→ TASK OBJECTIVE
Where a line holds the string "name", return that line.
Start RECORDS FOR PROCESSING
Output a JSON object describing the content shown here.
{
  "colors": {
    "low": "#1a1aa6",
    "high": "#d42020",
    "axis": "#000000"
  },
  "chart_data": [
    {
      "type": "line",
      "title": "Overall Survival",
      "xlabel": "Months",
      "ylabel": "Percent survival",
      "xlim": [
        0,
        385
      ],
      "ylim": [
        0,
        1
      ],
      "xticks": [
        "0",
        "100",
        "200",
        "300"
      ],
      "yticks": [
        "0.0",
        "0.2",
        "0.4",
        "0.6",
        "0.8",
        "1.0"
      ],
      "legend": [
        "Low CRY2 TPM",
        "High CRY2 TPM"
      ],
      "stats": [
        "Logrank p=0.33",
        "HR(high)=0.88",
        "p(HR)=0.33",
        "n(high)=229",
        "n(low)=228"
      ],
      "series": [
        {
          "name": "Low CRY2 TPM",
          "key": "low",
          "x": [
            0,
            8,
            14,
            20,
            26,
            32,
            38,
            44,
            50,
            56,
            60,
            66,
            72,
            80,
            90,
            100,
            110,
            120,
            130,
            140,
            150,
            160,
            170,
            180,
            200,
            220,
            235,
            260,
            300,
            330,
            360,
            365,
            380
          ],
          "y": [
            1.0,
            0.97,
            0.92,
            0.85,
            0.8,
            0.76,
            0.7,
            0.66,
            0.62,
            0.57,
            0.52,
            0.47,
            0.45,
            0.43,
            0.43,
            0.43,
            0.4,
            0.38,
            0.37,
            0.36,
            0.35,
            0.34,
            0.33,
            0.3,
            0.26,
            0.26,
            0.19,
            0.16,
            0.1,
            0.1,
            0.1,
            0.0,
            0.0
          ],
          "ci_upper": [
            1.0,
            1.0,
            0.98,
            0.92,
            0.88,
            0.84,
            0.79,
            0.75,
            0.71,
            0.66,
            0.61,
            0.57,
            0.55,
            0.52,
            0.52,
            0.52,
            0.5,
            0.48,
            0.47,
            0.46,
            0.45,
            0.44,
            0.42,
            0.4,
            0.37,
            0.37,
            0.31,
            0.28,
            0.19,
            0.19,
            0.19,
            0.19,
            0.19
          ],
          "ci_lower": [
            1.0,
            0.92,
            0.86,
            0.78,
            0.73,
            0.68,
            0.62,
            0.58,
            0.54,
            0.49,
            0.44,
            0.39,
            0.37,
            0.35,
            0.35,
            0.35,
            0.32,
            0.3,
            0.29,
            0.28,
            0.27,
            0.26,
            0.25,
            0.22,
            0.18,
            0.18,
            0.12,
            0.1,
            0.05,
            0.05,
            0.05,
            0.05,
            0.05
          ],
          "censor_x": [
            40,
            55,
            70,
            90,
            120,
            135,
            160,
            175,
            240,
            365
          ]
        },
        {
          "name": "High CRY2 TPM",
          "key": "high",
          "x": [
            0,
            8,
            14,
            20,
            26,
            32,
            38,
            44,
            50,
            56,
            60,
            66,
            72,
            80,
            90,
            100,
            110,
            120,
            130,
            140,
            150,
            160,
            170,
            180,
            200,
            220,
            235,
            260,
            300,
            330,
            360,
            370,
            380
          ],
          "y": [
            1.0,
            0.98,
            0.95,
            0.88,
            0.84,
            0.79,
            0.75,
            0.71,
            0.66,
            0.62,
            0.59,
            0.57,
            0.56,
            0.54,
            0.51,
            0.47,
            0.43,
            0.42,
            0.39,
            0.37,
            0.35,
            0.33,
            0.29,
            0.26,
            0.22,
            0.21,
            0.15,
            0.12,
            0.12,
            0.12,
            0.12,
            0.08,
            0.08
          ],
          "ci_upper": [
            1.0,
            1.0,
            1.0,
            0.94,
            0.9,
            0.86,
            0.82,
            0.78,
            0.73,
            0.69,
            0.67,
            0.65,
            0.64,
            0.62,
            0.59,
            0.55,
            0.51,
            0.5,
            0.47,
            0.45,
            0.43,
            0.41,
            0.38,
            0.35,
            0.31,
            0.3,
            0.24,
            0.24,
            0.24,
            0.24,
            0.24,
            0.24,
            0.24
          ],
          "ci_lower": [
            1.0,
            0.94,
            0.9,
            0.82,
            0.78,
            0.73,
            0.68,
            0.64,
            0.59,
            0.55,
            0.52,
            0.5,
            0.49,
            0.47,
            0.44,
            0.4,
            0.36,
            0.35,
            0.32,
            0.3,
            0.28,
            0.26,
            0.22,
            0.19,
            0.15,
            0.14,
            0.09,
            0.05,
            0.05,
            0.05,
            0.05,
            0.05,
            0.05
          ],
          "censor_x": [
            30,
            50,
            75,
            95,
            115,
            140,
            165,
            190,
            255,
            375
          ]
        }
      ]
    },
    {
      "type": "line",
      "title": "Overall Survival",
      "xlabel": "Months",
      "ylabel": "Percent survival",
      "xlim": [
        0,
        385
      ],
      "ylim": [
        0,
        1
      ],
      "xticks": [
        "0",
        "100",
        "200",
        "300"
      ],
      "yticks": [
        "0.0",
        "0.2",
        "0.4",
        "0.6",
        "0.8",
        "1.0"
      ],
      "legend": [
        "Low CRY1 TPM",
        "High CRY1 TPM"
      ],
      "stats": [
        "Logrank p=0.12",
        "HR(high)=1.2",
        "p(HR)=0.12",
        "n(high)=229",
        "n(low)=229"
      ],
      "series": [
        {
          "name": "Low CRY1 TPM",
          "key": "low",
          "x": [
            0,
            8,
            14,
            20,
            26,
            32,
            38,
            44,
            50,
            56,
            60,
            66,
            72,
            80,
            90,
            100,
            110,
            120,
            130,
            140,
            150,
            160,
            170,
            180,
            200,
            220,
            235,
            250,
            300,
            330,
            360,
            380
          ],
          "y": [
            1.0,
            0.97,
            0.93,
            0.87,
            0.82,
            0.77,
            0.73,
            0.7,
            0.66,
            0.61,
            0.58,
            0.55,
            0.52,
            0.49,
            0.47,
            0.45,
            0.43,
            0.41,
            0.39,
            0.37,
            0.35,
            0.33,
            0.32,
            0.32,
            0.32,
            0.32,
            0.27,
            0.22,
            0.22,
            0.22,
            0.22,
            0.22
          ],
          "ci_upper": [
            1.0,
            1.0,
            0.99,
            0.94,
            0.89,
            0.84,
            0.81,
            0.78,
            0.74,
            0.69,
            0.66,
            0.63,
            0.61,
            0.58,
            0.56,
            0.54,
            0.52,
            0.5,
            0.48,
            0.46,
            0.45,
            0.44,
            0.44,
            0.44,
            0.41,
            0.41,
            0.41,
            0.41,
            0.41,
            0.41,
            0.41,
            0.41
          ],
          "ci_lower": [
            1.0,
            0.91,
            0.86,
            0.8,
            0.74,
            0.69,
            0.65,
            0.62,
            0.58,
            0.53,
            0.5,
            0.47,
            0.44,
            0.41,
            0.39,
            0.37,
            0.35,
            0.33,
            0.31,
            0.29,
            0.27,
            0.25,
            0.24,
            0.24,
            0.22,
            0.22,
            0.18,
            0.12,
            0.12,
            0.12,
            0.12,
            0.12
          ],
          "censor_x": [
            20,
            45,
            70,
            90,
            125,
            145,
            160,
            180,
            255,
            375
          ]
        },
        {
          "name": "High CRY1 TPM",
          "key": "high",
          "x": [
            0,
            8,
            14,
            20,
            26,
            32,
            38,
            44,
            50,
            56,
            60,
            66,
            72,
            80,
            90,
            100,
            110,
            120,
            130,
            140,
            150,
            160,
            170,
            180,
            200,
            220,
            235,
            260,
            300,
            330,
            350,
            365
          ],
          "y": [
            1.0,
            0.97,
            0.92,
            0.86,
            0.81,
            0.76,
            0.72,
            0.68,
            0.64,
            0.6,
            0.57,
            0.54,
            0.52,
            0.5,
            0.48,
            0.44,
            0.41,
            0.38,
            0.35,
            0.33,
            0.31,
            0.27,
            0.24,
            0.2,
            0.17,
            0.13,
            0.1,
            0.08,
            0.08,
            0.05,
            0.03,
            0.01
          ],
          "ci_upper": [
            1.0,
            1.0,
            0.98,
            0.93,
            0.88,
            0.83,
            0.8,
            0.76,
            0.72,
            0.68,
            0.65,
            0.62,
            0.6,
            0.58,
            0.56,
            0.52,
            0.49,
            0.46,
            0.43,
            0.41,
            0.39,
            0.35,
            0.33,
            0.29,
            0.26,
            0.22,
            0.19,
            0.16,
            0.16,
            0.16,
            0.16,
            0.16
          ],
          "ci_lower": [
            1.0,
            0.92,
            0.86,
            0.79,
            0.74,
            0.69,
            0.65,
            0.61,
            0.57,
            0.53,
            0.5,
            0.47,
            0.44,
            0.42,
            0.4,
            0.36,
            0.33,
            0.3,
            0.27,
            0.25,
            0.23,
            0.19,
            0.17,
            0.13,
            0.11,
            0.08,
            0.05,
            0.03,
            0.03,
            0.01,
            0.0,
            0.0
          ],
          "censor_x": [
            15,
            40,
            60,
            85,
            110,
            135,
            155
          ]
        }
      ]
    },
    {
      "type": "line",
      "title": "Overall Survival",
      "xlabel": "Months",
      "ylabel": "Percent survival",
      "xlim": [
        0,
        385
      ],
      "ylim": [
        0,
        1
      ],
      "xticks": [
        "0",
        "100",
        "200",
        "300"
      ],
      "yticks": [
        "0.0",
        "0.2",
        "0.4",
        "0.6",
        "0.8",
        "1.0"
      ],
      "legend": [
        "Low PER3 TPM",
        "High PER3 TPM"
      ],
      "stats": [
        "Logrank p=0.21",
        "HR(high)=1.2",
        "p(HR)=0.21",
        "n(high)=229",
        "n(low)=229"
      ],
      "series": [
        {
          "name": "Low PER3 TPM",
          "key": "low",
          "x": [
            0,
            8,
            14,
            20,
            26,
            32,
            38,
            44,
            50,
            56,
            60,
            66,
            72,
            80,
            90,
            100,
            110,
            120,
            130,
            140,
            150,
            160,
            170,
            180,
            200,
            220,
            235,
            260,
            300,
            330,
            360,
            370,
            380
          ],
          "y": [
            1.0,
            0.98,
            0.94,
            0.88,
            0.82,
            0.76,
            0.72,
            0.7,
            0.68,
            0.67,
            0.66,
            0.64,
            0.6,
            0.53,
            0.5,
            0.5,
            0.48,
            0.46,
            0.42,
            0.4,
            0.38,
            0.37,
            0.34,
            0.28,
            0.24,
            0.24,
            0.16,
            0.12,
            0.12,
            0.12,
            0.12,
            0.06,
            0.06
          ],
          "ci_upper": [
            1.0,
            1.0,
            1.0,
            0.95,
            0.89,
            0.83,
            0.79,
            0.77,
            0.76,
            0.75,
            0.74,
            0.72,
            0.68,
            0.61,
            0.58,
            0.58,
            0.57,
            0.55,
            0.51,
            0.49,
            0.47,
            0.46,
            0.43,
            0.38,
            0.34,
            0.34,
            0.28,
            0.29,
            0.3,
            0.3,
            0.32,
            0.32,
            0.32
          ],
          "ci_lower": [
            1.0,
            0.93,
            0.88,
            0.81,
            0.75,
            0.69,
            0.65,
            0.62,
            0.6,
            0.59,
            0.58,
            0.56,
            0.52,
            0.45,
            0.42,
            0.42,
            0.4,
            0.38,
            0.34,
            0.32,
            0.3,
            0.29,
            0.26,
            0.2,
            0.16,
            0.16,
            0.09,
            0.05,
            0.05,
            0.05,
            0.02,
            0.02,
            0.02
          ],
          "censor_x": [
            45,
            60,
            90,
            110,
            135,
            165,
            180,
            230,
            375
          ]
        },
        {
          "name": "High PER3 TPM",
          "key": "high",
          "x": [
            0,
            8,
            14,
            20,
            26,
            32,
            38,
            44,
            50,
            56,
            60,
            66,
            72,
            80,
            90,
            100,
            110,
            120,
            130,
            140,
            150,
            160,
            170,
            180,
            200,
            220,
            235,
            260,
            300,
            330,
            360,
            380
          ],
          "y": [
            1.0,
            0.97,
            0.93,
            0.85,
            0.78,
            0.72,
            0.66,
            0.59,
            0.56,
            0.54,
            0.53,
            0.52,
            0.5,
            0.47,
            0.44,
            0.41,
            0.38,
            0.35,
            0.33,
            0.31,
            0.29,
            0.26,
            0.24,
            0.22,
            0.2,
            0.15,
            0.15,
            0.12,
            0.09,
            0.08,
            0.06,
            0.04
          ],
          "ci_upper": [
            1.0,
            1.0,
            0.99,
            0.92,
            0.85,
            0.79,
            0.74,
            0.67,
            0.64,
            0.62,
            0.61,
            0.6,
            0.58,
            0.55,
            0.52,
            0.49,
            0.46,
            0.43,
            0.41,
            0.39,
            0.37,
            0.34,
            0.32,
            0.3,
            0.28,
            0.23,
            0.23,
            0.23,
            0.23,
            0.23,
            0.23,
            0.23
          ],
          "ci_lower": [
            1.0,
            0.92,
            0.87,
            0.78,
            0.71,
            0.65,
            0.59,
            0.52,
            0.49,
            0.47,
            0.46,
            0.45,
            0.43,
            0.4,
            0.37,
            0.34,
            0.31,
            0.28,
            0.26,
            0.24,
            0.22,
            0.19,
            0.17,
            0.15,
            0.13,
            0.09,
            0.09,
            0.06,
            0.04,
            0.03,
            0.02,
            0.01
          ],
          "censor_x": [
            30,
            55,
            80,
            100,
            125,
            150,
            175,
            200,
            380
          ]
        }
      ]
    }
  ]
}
End RECORDS FOR PROCESSING
→ EXERCISE ANSWER
          "name": "Low CRY2 TPM",
          "name": "High CRY2 TPM",
          "name": "Low CRY1 TPM",
          "name": "High CRY1 TPM",
          "name": "Low PER3 TPM",
          "name": "High PER3 TPM",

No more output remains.